ACTIVITY: Please list every color named in the neural progenitor cell text, each with what it indicates.

QUOTED PASSAGE:

Generation and characterization of neural progenitor cells (NPCs) for transplantation. (A) Schematic diagram of the generation of neural progenitor cells (NPCs) on a microcarrier (MC) platform for the transplantation studies. (B) Characterization of day 9 NPC-MC conjugates prior to transplantation. Representative flow cytometry analysis of cells for a pluripotent stem cell marker, TRA-1-60, and the NPC markers hNCAM and PSA-hNCAM is shown. The shaded peaks represent the isotype controls. (C) Generation of uniform-sized NPC aggregates using Aggrewell 400™. Scale bar: 100 μm. (D) Immunocytochemistry analysis showing positive staining for PAX6 (green) and nestin (red) in the NPCs differentiated on the MC platform. Cell nuclei are indicated by DAPI (blue). Scale bars: 50 μm.

Short-Term Survival of Single NPCs and NPC Aggregates

Previous work using MC-expanded NPCs showed enhanced proliferation and differentiation in vitro ²¹ . To determine the differentiation efficiency in vivo, we performed NPC transplants in NOD-SCID IL2Rgc null mice. hESC-derived NPCs were differentiated in vitro for 9 days (D9 NPCs) and then used for transplantation because at this time point expression of human NCAM is observed, but no expression of TRA-1-60 (a stem cell surface marker) is present, suggesting it may be a suitable stage for transplantation (Fig. 1). The NPCs were transplanted either as single cells or as aggregates of equal cell numbers (2.5 × 10 ⁵ cells per animal).

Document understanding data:
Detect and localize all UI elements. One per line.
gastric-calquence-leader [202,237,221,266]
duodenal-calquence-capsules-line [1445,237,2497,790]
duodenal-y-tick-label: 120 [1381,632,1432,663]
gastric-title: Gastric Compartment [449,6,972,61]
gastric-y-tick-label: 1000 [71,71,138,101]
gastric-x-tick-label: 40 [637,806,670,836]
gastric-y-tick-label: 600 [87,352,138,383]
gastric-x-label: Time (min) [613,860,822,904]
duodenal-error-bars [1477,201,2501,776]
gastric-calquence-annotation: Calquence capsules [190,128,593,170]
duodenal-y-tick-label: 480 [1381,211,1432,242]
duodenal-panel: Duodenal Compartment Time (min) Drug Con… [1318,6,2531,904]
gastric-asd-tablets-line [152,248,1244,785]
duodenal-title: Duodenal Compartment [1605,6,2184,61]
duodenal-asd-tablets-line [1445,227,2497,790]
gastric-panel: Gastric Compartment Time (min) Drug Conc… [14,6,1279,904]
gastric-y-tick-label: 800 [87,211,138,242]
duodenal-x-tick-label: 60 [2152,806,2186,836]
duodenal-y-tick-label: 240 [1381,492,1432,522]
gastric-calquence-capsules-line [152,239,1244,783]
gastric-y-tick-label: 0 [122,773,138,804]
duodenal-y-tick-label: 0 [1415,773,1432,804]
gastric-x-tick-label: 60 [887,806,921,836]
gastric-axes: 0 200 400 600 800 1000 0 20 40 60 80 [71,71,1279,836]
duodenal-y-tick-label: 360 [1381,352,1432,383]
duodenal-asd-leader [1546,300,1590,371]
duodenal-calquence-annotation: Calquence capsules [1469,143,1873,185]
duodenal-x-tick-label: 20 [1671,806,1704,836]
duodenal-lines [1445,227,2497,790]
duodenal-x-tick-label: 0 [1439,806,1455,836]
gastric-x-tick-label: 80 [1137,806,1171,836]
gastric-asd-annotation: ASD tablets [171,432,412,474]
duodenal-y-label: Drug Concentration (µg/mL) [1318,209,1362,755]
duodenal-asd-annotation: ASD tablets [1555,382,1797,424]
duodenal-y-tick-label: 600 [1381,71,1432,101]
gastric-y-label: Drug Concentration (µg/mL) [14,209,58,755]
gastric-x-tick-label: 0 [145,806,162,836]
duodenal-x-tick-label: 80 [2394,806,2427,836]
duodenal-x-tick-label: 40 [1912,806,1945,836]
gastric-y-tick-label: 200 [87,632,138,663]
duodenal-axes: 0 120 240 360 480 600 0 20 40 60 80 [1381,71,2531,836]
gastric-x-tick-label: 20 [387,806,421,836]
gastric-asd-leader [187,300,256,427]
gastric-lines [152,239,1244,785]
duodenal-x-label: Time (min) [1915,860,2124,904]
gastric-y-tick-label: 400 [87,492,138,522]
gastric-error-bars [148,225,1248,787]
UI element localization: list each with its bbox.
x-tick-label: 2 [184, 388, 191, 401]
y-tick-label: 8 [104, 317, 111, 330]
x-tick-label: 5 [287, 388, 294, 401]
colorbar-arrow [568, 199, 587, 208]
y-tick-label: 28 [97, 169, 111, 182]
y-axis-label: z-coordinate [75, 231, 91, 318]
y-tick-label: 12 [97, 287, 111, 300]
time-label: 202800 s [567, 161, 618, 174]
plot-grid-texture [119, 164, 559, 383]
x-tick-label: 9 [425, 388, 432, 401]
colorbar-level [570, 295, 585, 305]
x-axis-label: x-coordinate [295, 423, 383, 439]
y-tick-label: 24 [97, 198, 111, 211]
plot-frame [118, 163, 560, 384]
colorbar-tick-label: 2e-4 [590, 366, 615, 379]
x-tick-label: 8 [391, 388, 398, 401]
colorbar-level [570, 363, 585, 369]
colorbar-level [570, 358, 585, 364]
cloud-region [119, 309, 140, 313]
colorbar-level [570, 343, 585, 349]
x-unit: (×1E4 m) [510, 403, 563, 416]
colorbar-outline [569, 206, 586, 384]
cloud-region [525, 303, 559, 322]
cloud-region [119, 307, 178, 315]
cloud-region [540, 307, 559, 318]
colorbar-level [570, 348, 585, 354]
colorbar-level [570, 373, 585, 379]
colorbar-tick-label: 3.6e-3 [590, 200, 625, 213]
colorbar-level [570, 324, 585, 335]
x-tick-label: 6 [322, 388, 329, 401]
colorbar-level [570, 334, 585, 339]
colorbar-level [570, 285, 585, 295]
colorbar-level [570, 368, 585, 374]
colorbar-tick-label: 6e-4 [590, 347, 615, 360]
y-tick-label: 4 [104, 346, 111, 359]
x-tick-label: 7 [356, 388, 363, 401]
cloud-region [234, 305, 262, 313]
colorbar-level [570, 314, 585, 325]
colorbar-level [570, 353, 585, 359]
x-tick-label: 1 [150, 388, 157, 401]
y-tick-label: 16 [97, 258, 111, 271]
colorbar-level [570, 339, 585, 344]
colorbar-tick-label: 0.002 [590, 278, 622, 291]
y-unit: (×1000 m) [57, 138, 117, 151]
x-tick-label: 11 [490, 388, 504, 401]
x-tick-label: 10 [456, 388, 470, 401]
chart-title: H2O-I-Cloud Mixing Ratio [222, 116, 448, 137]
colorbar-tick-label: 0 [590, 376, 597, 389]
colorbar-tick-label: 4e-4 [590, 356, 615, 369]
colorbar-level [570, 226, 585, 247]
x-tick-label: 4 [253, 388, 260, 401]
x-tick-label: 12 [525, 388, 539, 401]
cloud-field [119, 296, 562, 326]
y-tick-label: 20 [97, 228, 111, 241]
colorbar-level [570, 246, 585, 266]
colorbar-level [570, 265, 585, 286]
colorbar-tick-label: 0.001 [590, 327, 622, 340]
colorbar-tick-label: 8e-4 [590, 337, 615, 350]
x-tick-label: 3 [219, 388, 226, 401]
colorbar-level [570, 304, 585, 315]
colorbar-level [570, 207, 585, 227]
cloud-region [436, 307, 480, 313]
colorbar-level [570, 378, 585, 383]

RESPONSE TO THIS EXERCISE:
- Green: PAX6
- Red: nestin
- Blue: cell nuclei, stained with DAPI